-- Start Text shown --

Permutation SHAP — permshap • permshap

Main function of the package. Calculates exact permutation SHAP values with respect to a background dataset.

permshap(object, ...)

# S3 method for default
permshap(
  object,
  X,
  bg_X,
  pred_fun = stats::predict,
  feature_names = colnames(X),
  bg_w = NULL,
  parallel = FALSE,
  parallel_args = NULL,
  verbose = TRUE,
  ...
)

# S3 method for ranger
permshap(
  object,
  X,
  bg_X,
  pred_fun = function(m, X, ...) stats::predict(m, X, ...)$predictions,
  feature_names = colnames(X),
  bg_w = NULL,
  parallel = FALSE,
  parallel_args = NULL,
  verbose = TRUE,
  ...
)

# S3 method for Learner
permshap(
  object,
  X,
  bg_X,
  pred_fun = NULL,
  feature_names = colnames(X),
  bg_w = NULL,
  parallel = FALSE,
  parallel_args = NULL,
  verbose = TRUE,
  ...
)

Arguments

object: Fitted model object.
...: Additional arguments passed to pred_fun(object, X, ...).
X: \((n \times p)\) matrix or data.frame with rows to be explained. The columns should only represent model features, not the response (but see feature_names on how to overrule this).
bg_X: Background data used to integrate out "switched off" features, often a subset of the training data (typically 50 to 500 rows) It should contain the same columns as X. In cases with a natural "off" value (like MNIST digits), this can also be a single row with all values set to the off value.
pred_fun: Prediction function of the form function(object, X, ...), providing \(K \ge 1\) numeric predictions per row. Its first argument represents the model object, its second argument a data structure like X. Additional (named) arguments are passed via .... The default, stats::predict(), will work in most cases.
feature_names: Optional vector of column names in X used to calculate SHAP values. By default, this equals colnames(X). Not supported if X is a matrix.

-- End Text shown --
-- Start Extracted material --

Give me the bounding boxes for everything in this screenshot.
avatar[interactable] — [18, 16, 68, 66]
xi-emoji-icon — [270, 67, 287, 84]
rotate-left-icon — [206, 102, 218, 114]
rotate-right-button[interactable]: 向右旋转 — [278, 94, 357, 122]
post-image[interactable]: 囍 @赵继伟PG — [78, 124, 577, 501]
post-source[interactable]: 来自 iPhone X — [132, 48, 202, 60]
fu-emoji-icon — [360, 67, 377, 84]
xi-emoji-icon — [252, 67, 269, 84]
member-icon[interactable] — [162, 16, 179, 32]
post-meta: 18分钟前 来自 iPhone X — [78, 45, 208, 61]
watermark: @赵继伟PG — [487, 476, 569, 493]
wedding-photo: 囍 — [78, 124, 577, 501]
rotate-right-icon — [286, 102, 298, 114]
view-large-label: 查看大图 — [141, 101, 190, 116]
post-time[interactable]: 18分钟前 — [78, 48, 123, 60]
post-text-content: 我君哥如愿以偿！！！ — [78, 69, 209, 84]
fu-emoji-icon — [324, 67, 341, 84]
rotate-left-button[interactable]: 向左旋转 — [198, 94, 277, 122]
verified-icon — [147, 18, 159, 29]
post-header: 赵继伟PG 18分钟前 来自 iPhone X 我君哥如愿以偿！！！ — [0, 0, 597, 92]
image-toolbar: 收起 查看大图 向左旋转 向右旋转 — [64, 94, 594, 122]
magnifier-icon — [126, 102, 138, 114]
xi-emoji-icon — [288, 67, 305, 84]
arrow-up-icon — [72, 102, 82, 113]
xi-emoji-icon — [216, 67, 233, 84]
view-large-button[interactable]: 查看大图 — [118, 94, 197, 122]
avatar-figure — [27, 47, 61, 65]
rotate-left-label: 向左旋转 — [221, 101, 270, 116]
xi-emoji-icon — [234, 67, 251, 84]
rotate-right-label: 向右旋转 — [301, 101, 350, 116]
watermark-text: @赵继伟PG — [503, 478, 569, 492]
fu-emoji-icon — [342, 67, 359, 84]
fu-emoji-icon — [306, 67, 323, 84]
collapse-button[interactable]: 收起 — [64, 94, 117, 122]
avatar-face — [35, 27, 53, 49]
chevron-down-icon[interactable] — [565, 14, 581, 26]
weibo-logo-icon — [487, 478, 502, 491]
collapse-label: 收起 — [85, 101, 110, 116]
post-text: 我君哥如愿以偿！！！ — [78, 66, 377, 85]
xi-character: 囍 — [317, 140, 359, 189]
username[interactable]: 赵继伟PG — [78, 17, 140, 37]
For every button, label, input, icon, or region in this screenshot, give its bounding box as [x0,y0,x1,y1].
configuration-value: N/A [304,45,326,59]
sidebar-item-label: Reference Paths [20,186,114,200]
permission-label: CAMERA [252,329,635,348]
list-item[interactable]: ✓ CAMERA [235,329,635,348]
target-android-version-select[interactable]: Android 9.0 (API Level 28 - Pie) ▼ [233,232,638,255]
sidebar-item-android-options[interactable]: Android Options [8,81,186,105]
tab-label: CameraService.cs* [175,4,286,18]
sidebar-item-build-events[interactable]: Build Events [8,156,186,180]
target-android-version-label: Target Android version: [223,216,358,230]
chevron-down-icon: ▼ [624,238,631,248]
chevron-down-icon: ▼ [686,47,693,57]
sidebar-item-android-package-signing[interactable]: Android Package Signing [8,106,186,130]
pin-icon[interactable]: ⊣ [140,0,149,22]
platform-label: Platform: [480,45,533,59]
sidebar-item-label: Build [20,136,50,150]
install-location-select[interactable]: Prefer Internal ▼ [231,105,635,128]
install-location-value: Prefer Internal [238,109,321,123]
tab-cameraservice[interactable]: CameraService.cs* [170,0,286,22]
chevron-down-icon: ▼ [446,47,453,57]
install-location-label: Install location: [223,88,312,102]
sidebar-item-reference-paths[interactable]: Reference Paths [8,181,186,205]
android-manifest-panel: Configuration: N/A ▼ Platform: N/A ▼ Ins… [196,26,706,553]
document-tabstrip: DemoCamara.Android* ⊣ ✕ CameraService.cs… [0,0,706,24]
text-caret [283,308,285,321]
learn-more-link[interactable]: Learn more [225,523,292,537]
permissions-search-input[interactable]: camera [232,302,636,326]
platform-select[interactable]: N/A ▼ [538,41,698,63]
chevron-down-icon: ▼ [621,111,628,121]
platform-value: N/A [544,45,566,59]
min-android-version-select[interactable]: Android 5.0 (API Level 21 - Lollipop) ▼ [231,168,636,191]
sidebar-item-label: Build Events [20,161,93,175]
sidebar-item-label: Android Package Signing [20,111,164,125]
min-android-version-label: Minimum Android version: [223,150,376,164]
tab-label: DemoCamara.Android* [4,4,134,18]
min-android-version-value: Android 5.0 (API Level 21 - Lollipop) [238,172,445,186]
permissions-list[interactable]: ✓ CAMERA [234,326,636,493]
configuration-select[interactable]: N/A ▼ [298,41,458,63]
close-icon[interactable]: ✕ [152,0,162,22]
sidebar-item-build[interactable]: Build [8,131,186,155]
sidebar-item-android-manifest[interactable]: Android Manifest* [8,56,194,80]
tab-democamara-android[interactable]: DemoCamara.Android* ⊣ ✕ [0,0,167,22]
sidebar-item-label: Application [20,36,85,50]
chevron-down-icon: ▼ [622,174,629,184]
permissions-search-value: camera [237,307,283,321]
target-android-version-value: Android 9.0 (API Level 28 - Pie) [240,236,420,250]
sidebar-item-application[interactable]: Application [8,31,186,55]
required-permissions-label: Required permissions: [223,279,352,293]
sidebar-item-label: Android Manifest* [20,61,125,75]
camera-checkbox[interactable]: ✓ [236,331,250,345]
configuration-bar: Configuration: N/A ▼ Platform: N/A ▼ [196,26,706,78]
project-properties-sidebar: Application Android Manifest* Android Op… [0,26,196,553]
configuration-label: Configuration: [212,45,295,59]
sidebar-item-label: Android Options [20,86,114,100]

-- End Extracted material --

• [Challenge 1]
Reproduce the permshap documentation in full, with no changes.
• [Challenge 2]
Copy the listing from its first line through the line that contains "fu-emoji-icon — [306, 67, 323, 84]", including both of those lines.
The permshap documentation and the listing are separate material.

• [Answer 1]
Permutation SHAP — permshap • permshap

Main function of the package. Calculates exact permutation SHAP values with respect to a background dataset.

permshap(object, ...)

# S3 method for default
permshap(
  object,
  X,
  bg_X,
  pred_fun = stats::predict,
  feature_names = colnames(X),
  bg_w = NULL,
  parallel = FALSE,
  parallel_args = NULL,
  verbose = TRUE,
  ...
)

# S3 method for ranger
permshap(
  object,
  X,
  bg_X,
  pred_fun = function(m, X, ...) stats::predict(m, X, ...)$predictions,
  feature_names = colnames(X),
  bg_w = NULL,
  parallel = FALSE,
  parallel_args = NULL,
  verbose = TRUE,
  ...
)

# S3 method for Learner
permshap(
  object,
  X,
  bg_X,
  pred_fun = NULL,
  feature_names = colnames(X),
  bg_w = NULL,
  parallel = FALSE,
  parallel_args = NULL,
  verbose = TRUE,
  ...
)

Arguments

object: Fitted model object.
...: Additional arguments passed to pred_fun(object, X, ...).
X: \((n \times p)\) matrix or data.frame with rows to be explained. The columns should only represent model features, not the response (but see feature_names on how to overrule this).
bg_X: Background data used to integrate out "switched off" features, often a subset of the training data (typically 50 to 500 rows) It should contain the same columns as X. In cases with a natural "off" value (like MNIST digits), this can also be a single row with all values set to the off value.
pred_fun: Prediction function of the form function(object, X, ...), providing \(K \ge 1\) numeric predictions per row. Its first argument represents the model object, its second argument a data structure like X. Additional (named) arguments are passed via .... The default, stats::predict(), will work in most cases.
feature_names: Optional vector of column names in X used to calculate SHAP values. By default, this equals colnames(X). Not supported if X is a matrix.

• [Answer 2]
Give me the bounding boxes for everything in this screenshot.
avatar[interactable] — [18, 16, 68, 66]
xi-emoji-icon — [270, 67, 287, 84]
rotate-left-icon — [206, 102, 218, 114]
rotate-right-button[interactable]: 向右旋转 — [278, 94, 357, 122]
post-image[interactable]: 囍 @赵继伟PG — [78, 124, 577, 501]
post-source[interactable]: 来自 iPhone X — [132, 48, 202, 60]
fu-emoji-icon — [360, 67, 377, 84]
xi-emoji-icon — [252, 67, 269, 84]
member-icon[interactable] — [162, 16, 179, 32]
post-meta: 18分钟前 来自 iPhone X — [78, 45, 208, 61]
watermark: @赵继伟PG — [487, 476, 569, 493]
wedding-photo: 囍 — [78, 124, 577, 501]
rotate-right-icon — [286, 102, 298, 114]
view-large-label: 查看大图 — [141, 101, 190, 116]
post-time[interactable]: 18分钟前 — [78, 48, 123, 60]
post-text-content: 我君哥如愿以偿！！！ — [78, 69, 209, 84]
fu-emoji-icon — [324, 67, 341, 84]
rotate-left-button[interactable]: 向左旋转 — [198, 94, 277, 122]
verified-icon — [147, 18, 159, 29]
post-header: 赵继伟PG 18分钟前 来自 iPhone X 我君哥如愿以偿！！！ — [0, 0, 597, 92]
image-toolbar: 收起 查看大图 向左旋转 向右旋转 — [64, 94, 594, 122]
magnifier-icon — [126, 102, 138, 114]
xi-emoji-icon — [288, 67, 305, 84]
arrow-up-icon — [72, 102, 82, 113]
xi-emoji-icon — [216, 67, 233, 84]
view-large-button[interactable]: 查看大图 — [118, 94, 197, 122]
avatar-figure — [27, 47, 61, 65]
rotate-left-label: 向左旋转 — [221, 101, 270, 116]
xi-emoji-icon — [234, 67, 251, 84]
rotate-right-label: 向右旋转 — [301, 101, 350, 116]
watermark-text: @赵继伟PG — [503, 478, 569, 492]
fu-emoji-icon — [342, 67, 359, 84]
fu-emoji-icon — [306, 67, 323, 84]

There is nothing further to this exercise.